(Rows from a figure dataset)
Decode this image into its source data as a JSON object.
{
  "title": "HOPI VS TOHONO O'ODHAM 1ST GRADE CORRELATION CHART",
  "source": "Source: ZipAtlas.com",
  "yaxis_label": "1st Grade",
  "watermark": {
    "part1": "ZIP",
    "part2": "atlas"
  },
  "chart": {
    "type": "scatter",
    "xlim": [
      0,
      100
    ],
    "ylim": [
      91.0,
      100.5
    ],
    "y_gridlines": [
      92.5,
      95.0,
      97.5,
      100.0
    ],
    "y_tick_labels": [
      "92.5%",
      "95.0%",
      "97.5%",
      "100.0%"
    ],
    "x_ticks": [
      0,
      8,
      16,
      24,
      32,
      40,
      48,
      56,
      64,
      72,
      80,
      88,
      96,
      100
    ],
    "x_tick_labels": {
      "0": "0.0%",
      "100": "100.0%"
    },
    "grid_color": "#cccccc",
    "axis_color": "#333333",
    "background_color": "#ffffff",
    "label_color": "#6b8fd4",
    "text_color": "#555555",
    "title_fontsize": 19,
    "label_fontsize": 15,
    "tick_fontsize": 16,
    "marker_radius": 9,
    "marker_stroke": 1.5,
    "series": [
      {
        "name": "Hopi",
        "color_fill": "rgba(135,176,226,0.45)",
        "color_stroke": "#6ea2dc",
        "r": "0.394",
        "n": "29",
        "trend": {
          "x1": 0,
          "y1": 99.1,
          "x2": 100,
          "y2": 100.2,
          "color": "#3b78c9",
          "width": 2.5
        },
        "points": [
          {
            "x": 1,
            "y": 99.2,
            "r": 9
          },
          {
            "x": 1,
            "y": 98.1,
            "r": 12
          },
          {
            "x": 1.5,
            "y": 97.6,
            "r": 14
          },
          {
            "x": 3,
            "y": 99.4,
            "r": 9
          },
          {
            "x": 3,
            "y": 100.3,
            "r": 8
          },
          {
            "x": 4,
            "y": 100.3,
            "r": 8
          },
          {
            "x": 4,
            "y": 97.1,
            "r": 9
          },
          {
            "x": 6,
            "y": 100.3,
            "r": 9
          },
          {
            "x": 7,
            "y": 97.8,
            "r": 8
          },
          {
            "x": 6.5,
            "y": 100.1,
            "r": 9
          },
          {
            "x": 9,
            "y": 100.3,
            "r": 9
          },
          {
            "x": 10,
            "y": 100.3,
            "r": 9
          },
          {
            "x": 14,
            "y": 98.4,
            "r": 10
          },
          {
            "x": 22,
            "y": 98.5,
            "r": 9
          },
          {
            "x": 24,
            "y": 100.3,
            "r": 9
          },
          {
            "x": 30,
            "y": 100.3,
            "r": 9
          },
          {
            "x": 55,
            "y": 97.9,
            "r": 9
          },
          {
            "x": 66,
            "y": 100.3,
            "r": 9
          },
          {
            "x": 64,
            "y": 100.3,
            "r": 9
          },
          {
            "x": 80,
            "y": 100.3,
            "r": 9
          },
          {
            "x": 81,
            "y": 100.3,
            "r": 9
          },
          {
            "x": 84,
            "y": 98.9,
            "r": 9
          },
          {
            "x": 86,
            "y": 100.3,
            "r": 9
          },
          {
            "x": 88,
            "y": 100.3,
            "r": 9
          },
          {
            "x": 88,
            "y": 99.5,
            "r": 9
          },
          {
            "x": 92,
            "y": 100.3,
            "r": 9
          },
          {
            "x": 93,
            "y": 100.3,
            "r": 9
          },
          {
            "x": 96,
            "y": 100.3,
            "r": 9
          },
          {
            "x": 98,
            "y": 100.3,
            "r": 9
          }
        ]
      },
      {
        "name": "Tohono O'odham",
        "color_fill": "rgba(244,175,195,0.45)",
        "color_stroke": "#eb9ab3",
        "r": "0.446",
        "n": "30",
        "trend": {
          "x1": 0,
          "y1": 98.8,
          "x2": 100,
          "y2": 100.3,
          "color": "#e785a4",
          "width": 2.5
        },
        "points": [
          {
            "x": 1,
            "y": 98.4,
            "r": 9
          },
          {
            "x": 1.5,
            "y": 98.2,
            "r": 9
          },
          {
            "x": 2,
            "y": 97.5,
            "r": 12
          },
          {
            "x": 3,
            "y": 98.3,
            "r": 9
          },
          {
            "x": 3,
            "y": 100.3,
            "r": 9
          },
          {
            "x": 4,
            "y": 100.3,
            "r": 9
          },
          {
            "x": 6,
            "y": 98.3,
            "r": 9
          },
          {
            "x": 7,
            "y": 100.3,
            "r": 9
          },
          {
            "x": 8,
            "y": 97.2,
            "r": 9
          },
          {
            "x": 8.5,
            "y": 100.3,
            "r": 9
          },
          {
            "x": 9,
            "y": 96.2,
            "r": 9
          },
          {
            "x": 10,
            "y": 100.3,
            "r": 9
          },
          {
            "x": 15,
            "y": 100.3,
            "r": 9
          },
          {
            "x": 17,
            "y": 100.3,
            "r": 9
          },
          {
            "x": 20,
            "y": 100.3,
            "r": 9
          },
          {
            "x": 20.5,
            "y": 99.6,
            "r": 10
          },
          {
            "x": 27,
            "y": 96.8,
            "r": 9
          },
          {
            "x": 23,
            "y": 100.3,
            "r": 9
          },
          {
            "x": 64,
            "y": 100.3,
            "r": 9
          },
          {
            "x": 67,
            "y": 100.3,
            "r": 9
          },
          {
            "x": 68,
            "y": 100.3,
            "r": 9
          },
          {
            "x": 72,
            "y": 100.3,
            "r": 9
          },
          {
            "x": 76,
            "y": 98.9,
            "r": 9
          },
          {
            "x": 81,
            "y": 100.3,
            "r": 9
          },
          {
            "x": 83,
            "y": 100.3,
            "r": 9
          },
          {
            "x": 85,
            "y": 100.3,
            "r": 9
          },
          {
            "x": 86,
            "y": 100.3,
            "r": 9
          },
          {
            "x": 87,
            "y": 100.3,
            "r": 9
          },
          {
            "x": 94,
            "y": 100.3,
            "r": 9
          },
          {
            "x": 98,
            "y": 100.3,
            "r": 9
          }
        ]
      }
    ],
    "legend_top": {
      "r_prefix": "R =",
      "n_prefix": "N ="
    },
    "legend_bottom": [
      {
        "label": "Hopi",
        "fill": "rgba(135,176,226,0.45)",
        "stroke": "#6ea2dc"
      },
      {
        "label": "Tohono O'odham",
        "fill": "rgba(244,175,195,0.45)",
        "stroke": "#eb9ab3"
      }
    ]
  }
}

*REQUIREMENTS:* Each record above should be restated word for word.

*EXERCISE SOLUTION:*
Decode this image into its source data as a JSON object.
{
  "title": "HOPI VS TOHONO O'ODHAM 1ST GRADE CORRELATION CHART",
  "source": "Source: ZipAtlas.com",
  "yaxis_label": "1st Grade",
  "watermark": {
    "part1": "ZIP",
    "part2": "atlas"
  },
  "chart": {
    "type": "scatter",
    "xlim": [
      0,
      100
    ],
    "ylim": [
      91.0,
      100.5
    ],
    "y_gridlines": [
      92.5,
      95.0,
      97.5,
      100.0
    ],
    "y_tick_labels": [
      "92.5%",
      "95.0%",
      "97.5%",
      "100.0%"
    ],
    "x_ticks": [
      0,
      8,
      16,
      24,
      32,
      40,
      48,
      56,
      64,
      72,
      80,
      88,
      96,
      100
    ],
    "x_tick_labels": {
      "0": "0.0%",
      "100": "100.0%"
    },
    "grid_color": "#cccccc",
    "axis_color": "#333333",
    "background_color": "#ffffff",
    "label_color": "#6b8fd4",
    "text_color": "#555555",
    "title_fontsize": 19,
    "label_fontsize": 15,
    "tick_fontsize": 16,
    "marker_radius": 9,
    "marker_stroke": 1.5,
    "series": [
      {
        "name": "Hopi",
        "color_fill": "rgba(135,176,226,0.45)",
        "color_stroke": "#6ea2dc",
        "r": "0.394",
        "n": "29",
        "trend": {
          "x1": 0,
          "y1": 99.1,
          "x2": 100,
          "y2": 100.2,
          "color": "#3b78c9",
          "width": 2.5
        },
        "points": [
          {
            "x": 1,
            "y": 99.2,
            "r": 9
          },
          {
            "x": 1,
            "y": 98.1,
            "r": 12
          },
          {
            "x": 1.5,
            "y": 97.6,
            "r": 14
          },
          {
            "x": 3,
            "y": 99.4,
            "r": 9
          },
          {
            "x": 3,
            "y": 100.3,
            "r": 8
          },
          {
            "x": 4,
            "y": 100.3,
            "r": 8
          },
          {
            "x": 4,
            "y": 97.1,
            "r": 9
          },
          {
            "x": 6,
            "y": 100.3,
            "r": 9
          },
          {
            "x": 7,
            "y": 97.8,
            "r": 8
          },
          {
            "x": 6.5,
            "y": 100.1,
            "r": 9
          },
          {
            "x": 9,
            "y": 100.3,
            "r": 9
          },
          {
            "x": 10,
            "y": 100.3,
            "r": 9
          },
          {
            "x": 14,
            "y": 98.4,
            "r": 10
          },
          {
            "x": 22,
            "y": 98.5,
            "r": 9
          },
          {
            "x": 24,
            "y": 100.3,
            "r": 9
          },
          {
            "x": 30,
            "y": 100.3,
            "r": 9
          },
          {
            "x": 55,
            "y": 97.9,
            "r": 9
          },
          {
            "x": 66,
            "y": 100.3,
            "r": 9
          },
          {
            "x": 64,
            "y": 100.3,
            "r": 9
          },
          {
            "x": 80,
            "y": 100.3,
            "r": 9
          },
          {
            "x": 81,
            "y": 100.3,
            "r": 9
          },
          {
            "x": 84,
            "y": 98.9,
            "r": 9
          },
          {
            "x": 86,
            "y": 100.3,
            "r": 9
          },
          {
            "x": 88,
            "y": 100.3,
            "r": 9
          },
          {
            "x": 88,
            "y": 99.5,
            "r": 9
          },
          {
            "x": 92,
            "y": 100.3,
            "r": 9
          },
          {
            "x": 93,
            "y": 100.3,
            "r": 9
          },
          {
            "x": 96,
            "y": 100.3,
            "r": 9
          },
          {
            "x": 98,
            "y": 100.3,
            "r": 9
          }
        ]
      },
      {
        "name": "Tohono O'odham",
        "color_fill": "rgba(244,175,195,0.45)",
        "color_stroke": "#eb9ab3",
        "r": "0.446",
        "n": "30",
        "trend": {
          "x1": 0,
          "y1": 98.8,
          "x2": 100,
          "y2": 100.3,
          "color": "#e785a4",
          "width": 2.5
        },
        "points": [
          {
            "x": 1,
            "y": 98.4,
            "r": 9
          },
          {
            "x": 1.5,
            "y": 98.2,
            "r": 9
          },
          {
            "x": 2,
            "y": 97.5,
            "r": 12
          },
          {
            "x": 3,
            "y": 98.3,
            "r": 9
          },
          {
            "x": 3,
            "y": 100.3,
            "r": 9
          },
          {
            "x": 4,
            "y": 100.3,
            "r": 9
          },
          {
            "x": 6,
            "y": 98.3,
            "r": 9
          },
          {
            "x": 7,
            "y": 100.3,
            "r": 9
          },
          {
            "x": 8,
            "y": 97.2,
            "r": 9
          },
          {
            "x": 8.5,
            "y": 100.3,
            "r": 9
          },
          {
            "x": 9,
            "y": 96.2,
            "r": 9
          },
          {
            "x": 10,
            "y": 100.3,
            "r": 9
          },
          {
            "x": 15,
            "y": 100.3,
            "r": 9
          },
          {
            "x": 17,
            "y": 100.3,
            "r": 9
          },
          {
            "x": 20,
            "y": 100.3,
            "r": 9
          },
          {
            "x": 20.5,
            "y": 99.6,
            "r": 10
          },
          {
            "x": 27,
            "y": 96.8,
            "r": 9
          },
          {
            "x": 23,
            "y": 100.3,
            "r": 9
          },
          {
            "x": 64,
            "y": 100.3,
            "r": 9
          },
          {
            "x": 67,
            "y": 100.3,
            "r": 9
          },
          {
            "x": 68,
            "y": 100.3,
            "r": 9
          },
          {
            "x": 72,
            "y": 100.3,
            "r": 9
          },
          {
            "x": 76,
            "y": 98.9,
            "r": 9
          },
          {
            "x": 81,
            "y": 100.3,
            "r": 9
          },
          {
            "x": 83,
            "y": 100.3,
            "r": 9
          },
          {
            "x": 85,
            "y": 100.3,
            "r": 9
          },
          {
            "x": 86,
            "y": 100.3,
            "r": 9
          },
          {
            "x": 87,
            "y": 100.3,
            "r": 9
          },
          {
            "x": 94,
            "y": 100.3,
            "r": 9
          },
          {
            "x": 98,
            "y": 100.3,
            "r": 9
          }
        ]
      }
    ],
    "legend_top": {
      "r_prefix": "R =",
      "n_prefix": "N ="
    },
    "legend_bottom": [
      {
        "label": "Hopi",
        "fill": "rgba(135,176,226,0.45)",
        "stroke": "#6ea2dc"
      },
      {
        "label": "Tohono O'odham",
        "fill": "rgba(244,175,195,0.45)",
        "stroke": "#eb9ab3"
      }
    ]
  }
}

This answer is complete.